▶ _WHAT THE TASK ASKS_:
Copy each line below without leaving any out.

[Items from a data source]

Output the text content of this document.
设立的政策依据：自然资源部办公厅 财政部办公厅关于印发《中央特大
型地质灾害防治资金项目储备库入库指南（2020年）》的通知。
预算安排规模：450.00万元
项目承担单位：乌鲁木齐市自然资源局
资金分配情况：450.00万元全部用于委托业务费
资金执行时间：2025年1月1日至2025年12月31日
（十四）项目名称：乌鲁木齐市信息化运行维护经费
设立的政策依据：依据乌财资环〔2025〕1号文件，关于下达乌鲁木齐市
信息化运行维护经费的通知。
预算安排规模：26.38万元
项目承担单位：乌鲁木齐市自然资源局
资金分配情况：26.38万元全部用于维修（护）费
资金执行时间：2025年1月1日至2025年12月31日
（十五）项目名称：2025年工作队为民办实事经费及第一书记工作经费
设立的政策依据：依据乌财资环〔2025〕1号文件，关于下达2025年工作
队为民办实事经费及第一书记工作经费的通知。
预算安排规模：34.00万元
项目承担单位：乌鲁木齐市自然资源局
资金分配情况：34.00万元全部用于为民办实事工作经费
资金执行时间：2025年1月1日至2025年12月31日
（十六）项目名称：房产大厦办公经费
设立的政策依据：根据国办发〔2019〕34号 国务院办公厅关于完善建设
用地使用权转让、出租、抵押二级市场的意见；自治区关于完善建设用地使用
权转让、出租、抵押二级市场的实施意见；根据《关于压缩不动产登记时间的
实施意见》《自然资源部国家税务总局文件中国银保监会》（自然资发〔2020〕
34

▶ _THE COMPLETED TASK_:
Output the text content of this document.
设立的政策依据：自然资源部办公厅 财政部办公厅关于印发《中央特大
型地质灾害防治资金项目储备库入库指南（2020年）》的通知。
预算安排规模：450.00万元
项目承担单位：乌鲁木齐市自然资源局
资金分配情况：450.00万元全部用于委托业务费
资金执行时间：2025年1月1日至2025年12月31日
（十四）项目名称：乌鲁木齐市信息化运行维护经费
设立的政策依据：依据乌财资环〔2025〕1号文件，关于下达乌鲁木齐市
信息化运行维护经费的通知。
预算安排规模：26.38万元
项目承担单位：乌鲁木齐市自然资源局
资金分配情况：26.38万元全部用于维修（护）费
资金执行时间：2025年1月1日至2025年12月31日
（十五）项目名称：2025年工作队为民办实事经费及第一书记工作经费
设立的政策依据：依据乌财资环〔2025〕1号文件，关于下达2025年工作
队为民办实事经费及第一书记工作经费的通知。
预算安排规模：34.00万元
项目承担单位：乌鲁木齐市自然资源局
资金分配情况：34.00万元全部用于为民办实事工作经费
资金执行时间：2025年1月1日至2025年12月31日
（十六）项目名称：房产大厦办公经费
设立的政策依据：根据国办发〔2019〕34号 国务院办公厅关于完善建设
用地使用权转让、出租、抵押二级市场的意见；自治区关于完善建设用地使用
权转让、出租、抵押二级市场的实施意见；根据《关于压缩不动产登记时间的
实施意见》《自然资源部国家税务总局文件中国银保监会》（自然资发〔2020〕
34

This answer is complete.